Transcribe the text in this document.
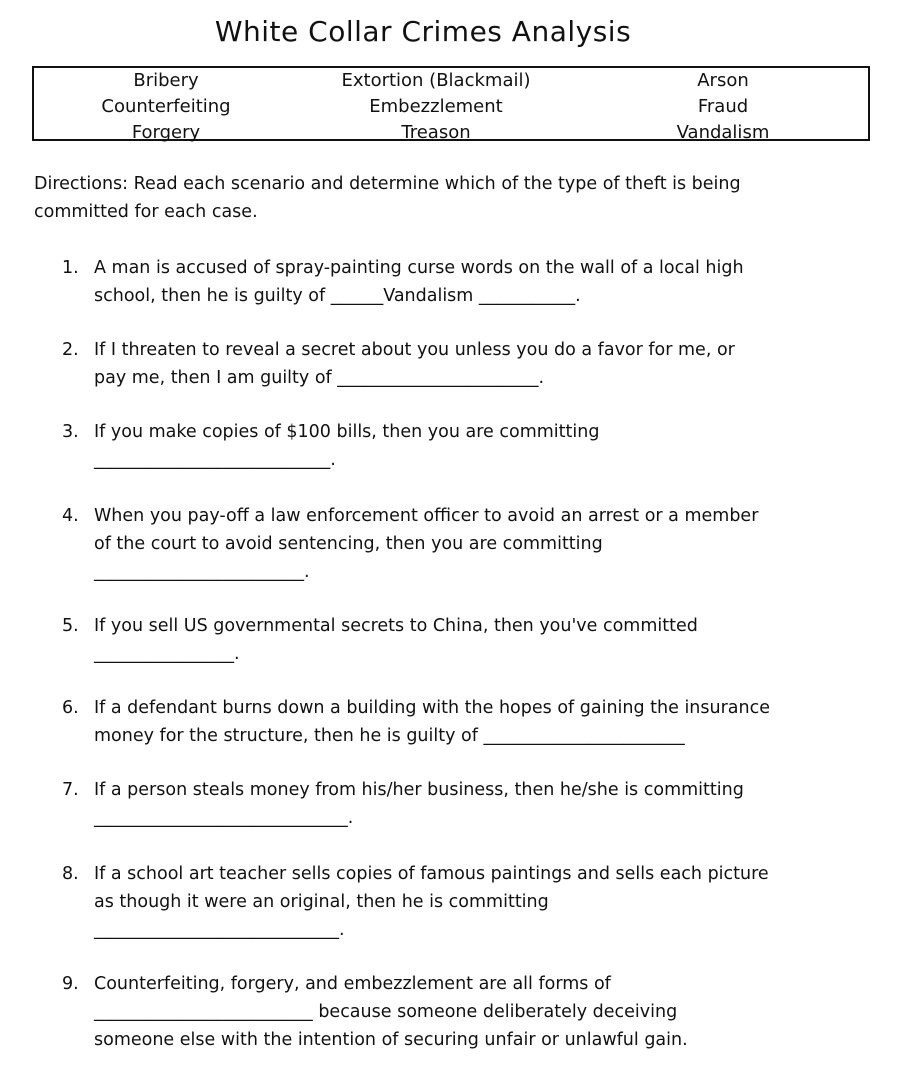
White Collar Crimes Analysis
Bribery	Extortion (Blackmail)	Arson
Counterfeiting	Embezzlement	Fraud
Forgery	Treason	Vandalism
Directions: Read each scenario and determine which of the type of theft is being
committed for each case.
1. A man is accused of spray-painting curse words on the wall of a local high
school, then he is guilty of ______Vandalism ___________.
2. If I threaten to reveal a secret about you unless you do a favor for me, or
pay me, then I am guilty of _______________________.
3. If you make copies of $100 bills, then you are committing
___________________________.
4. When you pay-off a law enforcement officer to avoid an arrest or a member
of the court to avoid sentencing, then you are committing
________________________.
5. If you sell US governmental secrets to China, then you've committed
________________.
6. If a defendant burns down a building with the hopes of gaining the insurance
money for the structure, then he is guilty of _______________________
7. If a person steals money from his/her business, then he/she is committing
_____________________________.
8. If a school art teacher sells copies of famous paintings and sells each picture
as though it were an original, then he is committing
____________________________.
9. Counterfeiting, forgery, and embezzlement are all forms of
_________________________ because someone deliberately deceiving
someone else with the intention of securing unfair or unlawful gain.
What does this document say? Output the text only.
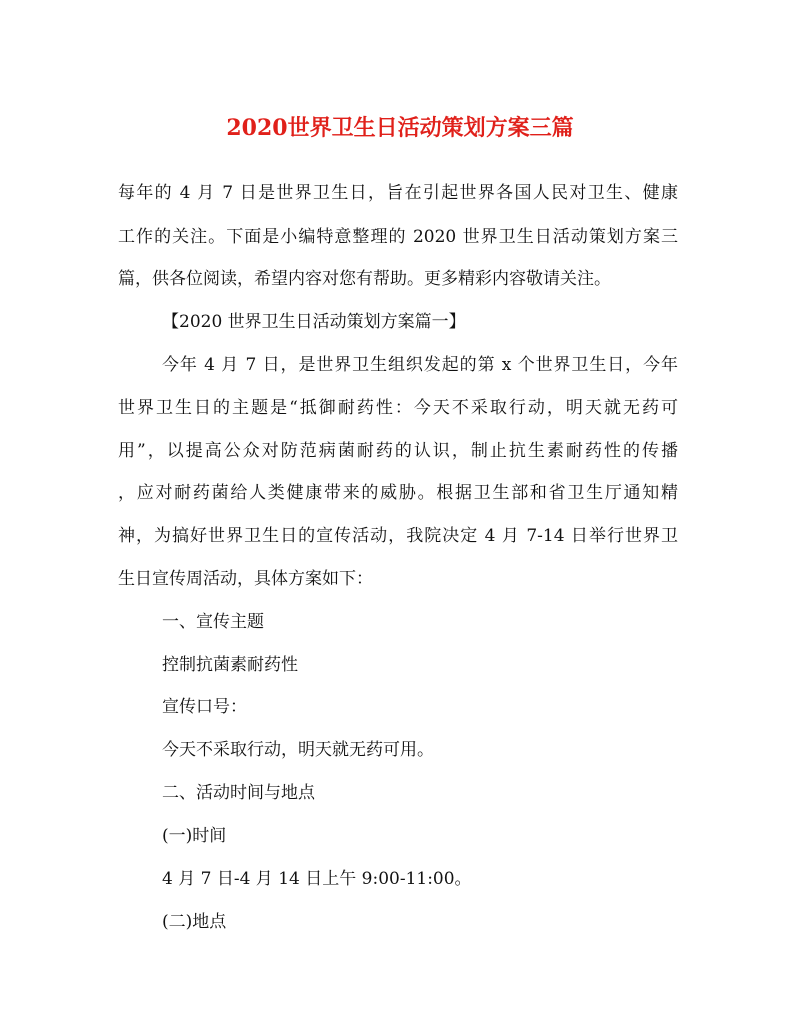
2020世界卫生日活动策划方案三篇
每年的 4 月 7 日是世界卫生日，旨在引起世界各国人民对卫生、健康
工作的关注。下面是小编特意整理的 2020 世界卫生日活动策划方案三
篇，供各位阅读，希望内容对您有帮助。更多精彩内容敬请关注。
【2020 世界卫生日活动策划方案篇一】
今年 4 月 7 日，是世界卫生组织发起的第 x 个世界卫生日，今年
世界卫生日的主题是“抵御耐药性：今天不采取行动，明天就无药可
用”，以提高公众对防范病菌耐药的认识，制止抗生素耐药性的传播
，应对耐药菌给人类健康带来的威胁。根据卫生部和省卫生厅通知精
神，为搞好世界卫生日的宣传活动，我院决定 4 月 7-14 日举行世界卫
生日宣传周活动，具体方案如下：
一、宣传主题
控制抗菌素耐药性
宣传口号：
今天不采取行动，明天就无药可用。
二、活动时间与地点
(一)时间
4 月 7 日-4 月 14 日上午 9:00-11:00。
(二)地点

################

▶ **WRITTEN TASK**: Looking at the records above, work out how many lines include the word "with", then give that number by itself.

▶ **COMPLETE OUTPUT**: 2